--- DATASET CONTENT ---
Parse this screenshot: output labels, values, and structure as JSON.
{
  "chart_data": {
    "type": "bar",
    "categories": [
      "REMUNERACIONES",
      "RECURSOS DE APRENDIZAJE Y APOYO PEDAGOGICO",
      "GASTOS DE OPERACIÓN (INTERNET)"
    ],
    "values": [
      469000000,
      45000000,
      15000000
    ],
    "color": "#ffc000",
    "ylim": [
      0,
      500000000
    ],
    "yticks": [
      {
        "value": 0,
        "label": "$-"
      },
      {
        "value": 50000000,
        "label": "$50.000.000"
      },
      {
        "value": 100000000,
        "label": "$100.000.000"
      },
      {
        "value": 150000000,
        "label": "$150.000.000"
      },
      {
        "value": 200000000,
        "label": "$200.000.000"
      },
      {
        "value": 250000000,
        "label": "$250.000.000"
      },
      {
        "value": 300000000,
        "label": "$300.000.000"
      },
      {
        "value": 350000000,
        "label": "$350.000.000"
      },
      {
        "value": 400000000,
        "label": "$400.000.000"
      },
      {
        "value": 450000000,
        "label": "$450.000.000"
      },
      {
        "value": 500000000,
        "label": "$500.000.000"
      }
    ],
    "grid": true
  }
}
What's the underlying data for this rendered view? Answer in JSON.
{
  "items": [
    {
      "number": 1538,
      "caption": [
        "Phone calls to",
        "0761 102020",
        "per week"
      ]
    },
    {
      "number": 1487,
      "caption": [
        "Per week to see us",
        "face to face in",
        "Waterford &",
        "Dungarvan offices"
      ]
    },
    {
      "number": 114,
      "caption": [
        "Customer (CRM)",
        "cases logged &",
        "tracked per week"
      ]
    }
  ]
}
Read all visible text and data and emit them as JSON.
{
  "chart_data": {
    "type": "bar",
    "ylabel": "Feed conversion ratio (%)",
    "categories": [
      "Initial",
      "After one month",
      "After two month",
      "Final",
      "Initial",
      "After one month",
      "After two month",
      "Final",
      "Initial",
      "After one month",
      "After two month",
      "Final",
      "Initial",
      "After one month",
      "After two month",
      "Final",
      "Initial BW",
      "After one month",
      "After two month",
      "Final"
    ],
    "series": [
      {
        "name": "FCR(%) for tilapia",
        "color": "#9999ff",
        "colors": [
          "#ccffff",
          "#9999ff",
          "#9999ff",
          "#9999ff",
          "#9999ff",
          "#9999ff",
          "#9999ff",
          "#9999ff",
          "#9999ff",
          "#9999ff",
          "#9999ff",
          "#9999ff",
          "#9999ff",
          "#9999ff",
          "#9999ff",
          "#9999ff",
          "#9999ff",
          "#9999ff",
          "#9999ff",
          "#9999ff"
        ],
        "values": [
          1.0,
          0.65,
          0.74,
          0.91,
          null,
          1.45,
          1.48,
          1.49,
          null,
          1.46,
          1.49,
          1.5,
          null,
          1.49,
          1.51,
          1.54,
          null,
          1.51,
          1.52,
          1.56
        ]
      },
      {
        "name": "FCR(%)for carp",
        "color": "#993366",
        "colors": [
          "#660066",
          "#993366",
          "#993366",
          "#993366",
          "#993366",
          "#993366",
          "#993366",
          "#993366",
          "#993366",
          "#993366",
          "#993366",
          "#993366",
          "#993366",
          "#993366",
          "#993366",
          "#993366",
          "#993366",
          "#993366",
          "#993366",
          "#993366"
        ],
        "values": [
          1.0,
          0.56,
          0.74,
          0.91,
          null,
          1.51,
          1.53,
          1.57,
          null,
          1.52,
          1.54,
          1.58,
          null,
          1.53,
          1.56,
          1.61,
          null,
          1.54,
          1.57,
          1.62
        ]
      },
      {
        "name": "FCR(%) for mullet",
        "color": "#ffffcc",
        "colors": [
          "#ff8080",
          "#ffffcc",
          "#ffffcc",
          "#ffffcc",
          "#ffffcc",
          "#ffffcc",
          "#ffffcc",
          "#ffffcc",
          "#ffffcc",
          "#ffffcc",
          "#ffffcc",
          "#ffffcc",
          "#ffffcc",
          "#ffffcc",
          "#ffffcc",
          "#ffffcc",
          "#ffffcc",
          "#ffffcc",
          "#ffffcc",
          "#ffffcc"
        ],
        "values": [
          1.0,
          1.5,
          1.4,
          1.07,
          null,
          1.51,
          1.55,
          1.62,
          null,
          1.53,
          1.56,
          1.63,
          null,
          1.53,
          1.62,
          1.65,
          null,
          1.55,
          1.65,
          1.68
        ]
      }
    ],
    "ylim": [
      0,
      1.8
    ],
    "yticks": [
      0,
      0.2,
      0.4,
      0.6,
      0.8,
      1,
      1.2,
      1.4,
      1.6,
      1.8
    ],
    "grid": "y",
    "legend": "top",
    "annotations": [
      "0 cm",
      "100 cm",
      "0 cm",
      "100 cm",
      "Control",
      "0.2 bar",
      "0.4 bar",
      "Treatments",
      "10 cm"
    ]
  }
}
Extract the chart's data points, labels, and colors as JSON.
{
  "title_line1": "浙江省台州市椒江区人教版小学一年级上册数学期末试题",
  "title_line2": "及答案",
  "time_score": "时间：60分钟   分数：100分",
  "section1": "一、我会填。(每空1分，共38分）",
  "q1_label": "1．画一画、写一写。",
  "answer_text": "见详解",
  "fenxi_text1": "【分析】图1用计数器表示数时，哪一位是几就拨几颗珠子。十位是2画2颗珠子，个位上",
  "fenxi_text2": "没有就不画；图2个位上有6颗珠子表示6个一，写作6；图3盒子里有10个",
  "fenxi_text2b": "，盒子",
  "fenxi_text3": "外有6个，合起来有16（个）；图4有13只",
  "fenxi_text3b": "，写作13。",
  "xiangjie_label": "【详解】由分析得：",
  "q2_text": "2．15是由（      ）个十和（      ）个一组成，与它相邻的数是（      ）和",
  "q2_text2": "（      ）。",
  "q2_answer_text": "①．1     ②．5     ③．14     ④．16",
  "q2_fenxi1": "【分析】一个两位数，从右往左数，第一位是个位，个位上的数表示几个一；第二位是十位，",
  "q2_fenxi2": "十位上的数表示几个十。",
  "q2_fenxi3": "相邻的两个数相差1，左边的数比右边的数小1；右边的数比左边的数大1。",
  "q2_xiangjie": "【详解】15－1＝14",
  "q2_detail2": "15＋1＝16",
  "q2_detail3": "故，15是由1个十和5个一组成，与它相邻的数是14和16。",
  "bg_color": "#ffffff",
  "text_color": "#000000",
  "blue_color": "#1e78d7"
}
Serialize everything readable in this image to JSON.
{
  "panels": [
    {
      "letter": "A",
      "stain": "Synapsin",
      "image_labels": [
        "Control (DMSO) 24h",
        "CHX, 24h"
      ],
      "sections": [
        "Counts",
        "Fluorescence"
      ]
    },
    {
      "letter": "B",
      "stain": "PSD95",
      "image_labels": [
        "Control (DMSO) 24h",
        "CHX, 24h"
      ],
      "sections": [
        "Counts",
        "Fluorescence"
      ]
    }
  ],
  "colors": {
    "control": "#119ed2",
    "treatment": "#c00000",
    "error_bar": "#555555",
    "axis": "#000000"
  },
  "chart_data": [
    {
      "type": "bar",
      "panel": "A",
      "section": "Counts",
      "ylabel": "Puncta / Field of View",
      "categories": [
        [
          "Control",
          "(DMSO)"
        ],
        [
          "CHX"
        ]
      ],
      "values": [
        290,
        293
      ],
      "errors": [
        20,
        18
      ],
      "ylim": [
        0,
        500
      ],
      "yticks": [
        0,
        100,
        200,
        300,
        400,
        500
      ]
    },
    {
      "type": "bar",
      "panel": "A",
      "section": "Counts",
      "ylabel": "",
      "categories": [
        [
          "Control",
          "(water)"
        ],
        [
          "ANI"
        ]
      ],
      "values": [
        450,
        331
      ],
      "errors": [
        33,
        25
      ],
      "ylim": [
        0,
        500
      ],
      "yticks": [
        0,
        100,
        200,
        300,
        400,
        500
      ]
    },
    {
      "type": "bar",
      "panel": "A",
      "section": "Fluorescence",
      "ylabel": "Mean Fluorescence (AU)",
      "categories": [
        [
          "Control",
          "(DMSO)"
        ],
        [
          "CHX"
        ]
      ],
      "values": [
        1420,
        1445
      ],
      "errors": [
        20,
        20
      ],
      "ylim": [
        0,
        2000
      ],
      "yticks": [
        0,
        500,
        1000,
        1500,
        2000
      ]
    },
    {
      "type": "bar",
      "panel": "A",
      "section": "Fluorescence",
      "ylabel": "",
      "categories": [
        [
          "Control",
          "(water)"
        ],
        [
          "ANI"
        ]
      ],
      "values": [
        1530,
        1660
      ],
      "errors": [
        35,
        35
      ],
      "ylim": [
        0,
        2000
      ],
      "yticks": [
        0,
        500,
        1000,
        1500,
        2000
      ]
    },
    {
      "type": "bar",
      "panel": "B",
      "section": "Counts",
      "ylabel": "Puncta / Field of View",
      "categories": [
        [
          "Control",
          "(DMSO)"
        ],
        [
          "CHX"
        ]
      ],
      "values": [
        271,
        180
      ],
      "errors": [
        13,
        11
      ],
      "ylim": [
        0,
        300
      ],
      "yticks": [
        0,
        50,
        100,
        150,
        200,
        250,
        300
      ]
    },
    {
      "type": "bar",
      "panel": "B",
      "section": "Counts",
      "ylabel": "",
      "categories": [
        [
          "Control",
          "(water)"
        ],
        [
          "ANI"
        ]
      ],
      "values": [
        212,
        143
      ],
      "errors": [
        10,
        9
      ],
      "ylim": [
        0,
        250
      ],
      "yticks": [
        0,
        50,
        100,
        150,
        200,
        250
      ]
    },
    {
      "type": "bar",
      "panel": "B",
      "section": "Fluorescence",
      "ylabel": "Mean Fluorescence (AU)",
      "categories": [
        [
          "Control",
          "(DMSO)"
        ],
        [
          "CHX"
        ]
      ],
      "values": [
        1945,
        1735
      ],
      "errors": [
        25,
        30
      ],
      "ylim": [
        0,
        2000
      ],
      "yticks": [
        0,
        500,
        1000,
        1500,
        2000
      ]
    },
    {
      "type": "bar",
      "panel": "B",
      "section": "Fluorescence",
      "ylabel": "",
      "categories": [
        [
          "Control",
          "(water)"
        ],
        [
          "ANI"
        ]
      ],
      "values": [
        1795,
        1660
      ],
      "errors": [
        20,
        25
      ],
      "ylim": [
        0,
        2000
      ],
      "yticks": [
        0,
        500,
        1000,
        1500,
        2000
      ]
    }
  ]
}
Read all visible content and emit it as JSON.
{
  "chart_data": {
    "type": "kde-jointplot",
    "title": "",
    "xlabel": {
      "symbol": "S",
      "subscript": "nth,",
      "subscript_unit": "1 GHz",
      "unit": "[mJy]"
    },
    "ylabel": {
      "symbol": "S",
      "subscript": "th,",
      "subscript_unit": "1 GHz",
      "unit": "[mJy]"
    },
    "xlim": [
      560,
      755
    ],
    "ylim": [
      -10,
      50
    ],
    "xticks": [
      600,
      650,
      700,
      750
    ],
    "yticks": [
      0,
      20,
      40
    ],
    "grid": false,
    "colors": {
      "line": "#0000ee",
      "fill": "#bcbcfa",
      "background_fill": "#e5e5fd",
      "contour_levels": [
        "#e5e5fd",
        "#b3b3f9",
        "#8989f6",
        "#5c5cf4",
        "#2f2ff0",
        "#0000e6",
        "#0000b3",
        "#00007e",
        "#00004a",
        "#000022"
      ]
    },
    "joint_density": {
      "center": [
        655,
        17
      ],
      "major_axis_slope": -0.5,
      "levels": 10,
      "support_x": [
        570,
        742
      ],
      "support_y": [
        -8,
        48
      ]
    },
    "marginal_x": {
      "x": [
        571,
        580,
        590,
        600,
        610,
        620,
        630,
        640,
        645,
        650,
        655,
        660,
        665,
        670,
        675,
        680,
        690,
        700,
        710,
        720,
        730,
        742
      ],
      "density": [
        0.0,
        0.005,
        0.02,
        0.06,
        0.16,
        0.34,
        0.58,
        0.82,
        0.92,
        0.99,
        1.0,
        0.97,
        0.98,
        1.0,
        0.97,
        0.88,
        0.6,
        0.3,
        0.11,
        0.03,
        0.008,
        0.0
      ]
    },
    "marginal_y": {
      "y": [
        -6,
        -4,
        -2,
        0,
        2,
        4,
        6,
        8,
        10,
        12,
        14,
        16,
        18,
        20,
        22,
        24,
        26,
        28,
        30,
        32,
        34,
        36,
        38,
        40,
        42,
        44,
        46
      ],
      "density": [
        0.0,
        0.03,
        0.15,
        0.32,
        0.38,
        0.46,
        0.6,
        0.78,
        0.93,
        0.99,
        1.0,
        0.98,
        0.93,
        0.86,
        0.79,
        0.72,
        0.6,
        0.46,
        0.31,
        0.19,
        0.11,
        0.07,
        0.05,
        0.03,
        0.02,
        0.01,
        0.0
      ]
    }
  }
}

--- WHAT THE TASK ASKS ---
State how many lines of the listing include the word "this". Reply with the number alone.

--- FULL RESPONSE ---
3